**EXERCISE DIRECTIONS**
What follows is a set of records; restate each one word for word and drop the pictures.

**PROVIDED RECORDS**
____________________
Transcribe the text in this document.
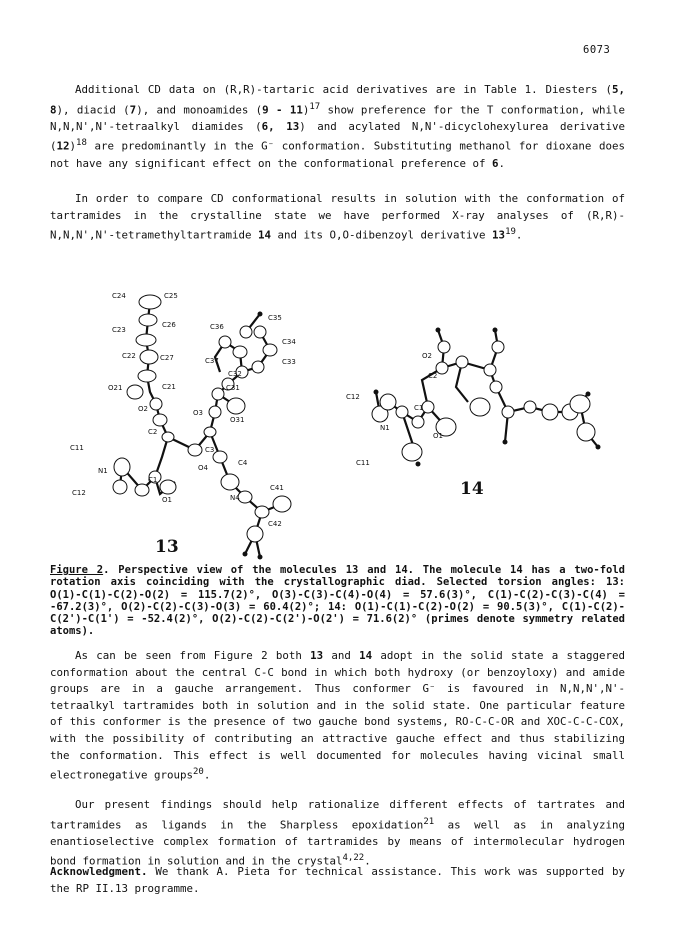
6073

Additional CD data on (R,R)-tartaric acid derivatives are in Table 1. Diesters (5, 8), diacid (7), and monoamides (9 - 11)$^{17}$ show preference for the T conformation, while N,N,N',N'-tetraalkyl diamides (6, 13) and acylated N,N'-dicyclohexylurea derivative $(12)^{18}$ are predominantly in the G⁻ conformation. Substituting methanol for dioxane does not have any significant effect on the conformational preference of 6.

In order to compare CD conformational results in solution with the conformation of tartramides in the crystalline state we have performed X-ray analyses of (R,R)-N,N,N',N'-tetramethyltartramide 14 and its O,O-dibenzoyl derivative $13^{19}$.

C24	C25
C23
C26
C22	C27
O21	C21
O2
C2
C3
O3
C31
O31
C36
C35
C34
C33
C37
C32
C1
N1
C11
C12
O1
O4
C4
N4
C41
C42
13
O2
C2
C12
N1
C1
O1
C11
14

Figure 2. Perspective view of the molecules 13 and 14. The molecule 14 has a two-fold rotation axis coinciding with the crystallographic diad. Selected torsion angles: 13: O(1)-C(1)-C(2)-O(2) = 115.7(2)°, O(3)-C(3)-C(4)-O(4) = 57.6(3)°, C(1)-C(2)-C(3)-C(4) = -67.2(3)°, O(2)-C(2)-C(3)-O(3) = 60.4(2)°; 14: O(1)-C(1)-C(2)-O(2) = 90.5(3)°, C(1)-C(2)-C(2')-C(1') = -52.4(2)°, O(2)-C(2)-C(2')-O(2') = 71.6(2)° (primes denote symmetry related atoms).

As can be seen from Figure 2 both 13 and 14 adopt in the solid state a staggered conformation about the central C-C bond in which both hydroxy (or benzoyloxy) and amide groups are in a gauche arrangement. Thus conformer G⁻ is favoured in N,N,N',N'-tetraalkyl tartramides both in solution and in the solid state. One particular feature of this conformer is the presence of two gauche bond systems, RO-C-C-OR and XOC-C-C-COX, with the possibility of contributing an attractive gauche effect and thus stabilizing the conformation. This effect is well documented for molecules having vicinal small electronegative groups$^{20}$.

Our present findings should help rationalize different effects of tartrates and tartramides as ligands in the Sharpless epoxidation$^{21}$ as well as in analyzing enantioselective complex formation of tartramides by means of intermolecular hydrogen bond formation in solution and in the crystal$^{4,22}$.

Acknowledgment. We thank A. Pieta for technical assistance. This work was supported by the RP II.13 programme.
____________________
**RESPONSE**
Transcribe the text in this document.
6073

Additional CD data on (R,R)-tartaric acid derivatives are in Table 1. Diesters (5, 8), diacid (7), and monoamides (9 - 11)$^{17}$ show preference for the T conformation, while N,N,N',N'-tetraalkyl diamides (6, 13) and acylated N,N'-dicyclohexylurea derivative $(12)^{18}$ are predominantly in the G⁻ conformation. Substituting methanol for dioxane does not have any significant effect on the conformational preference of 6.

In order to compare CD conformational results in solution with the conformation of tartramides in the crystalline state we have performed X-ray analyses of (R,R)-N,N,N',N'-tetramethyltartramide 14 and its O,O-dibenzoyl derivative $13^{19}$.

C24	C25
C23
C26
C22	C27
O21	C21
O2
C2
C3
O3
C31
O31
C36
C35
C34
C33
C37
C32
C1
N1
C11
C12
O1
O4
C4
N4
C41
C42
13
O2
C2
C12
N1
C1
O1
C11
14

Figure 2. Perspective view of the molecules 13 and 14. The molecule 14 has a two-fold rotation axis coinciding with the crystallographic diad. Selected torsion angles: 13: O(1)-C(1)-C(2)-O(2) = 115.7(2)°, O(3)-C(3)-C(4)-O(4) = 57.6(3)°, C(1)-C(2)-C(3)-C(4) = -67.2(3)°, O(2)-C(2)-C(3)-O(3) = 60.4(2)°; 14: O(1)-C(1)-C(2)-O(2) = 90.5(3)°, C(1)-C(2)-C(2')-C(1') = -52.4(2)°, O(2)-C(2)-C(2')-O(2') = 71.6(2)° (primes denote symmetry related atoms).

As can be seen from Figure 2 both 13 and 14 adopt in the solid state a staggered conformation about the central C-C bond in which both hydroxy (or benzoyloxy) and amide groups are in a gauche arrangement. Thus conformer G⁻ is favoured in N,N,N',N'-tetraalkyl tartramides both in solution and in the solid state. One particular feature of this conformer is the presence of two gauche bond systems, RO-C-C-OR and XOC-C-C-COX, with the possibility of contributing an attractive gauche effect and thus stabilizing the conformation. This effect is well documented for molecules having vicinal small electronegative groups$^{20}$.

Our present findings should help rationalize different effects of tartrates and tartramides as ligands in the Sharpless epoxidation$^{21}$ as well as in analyzing enantioselective complex formation of tartramides by means of intermolecular hydrogen bond formation in solution and in the crystal$^{4,22}$.

Acknowledgment. We thank A. Pieta for technical assistance. This work was supported by the RP II.13 programme.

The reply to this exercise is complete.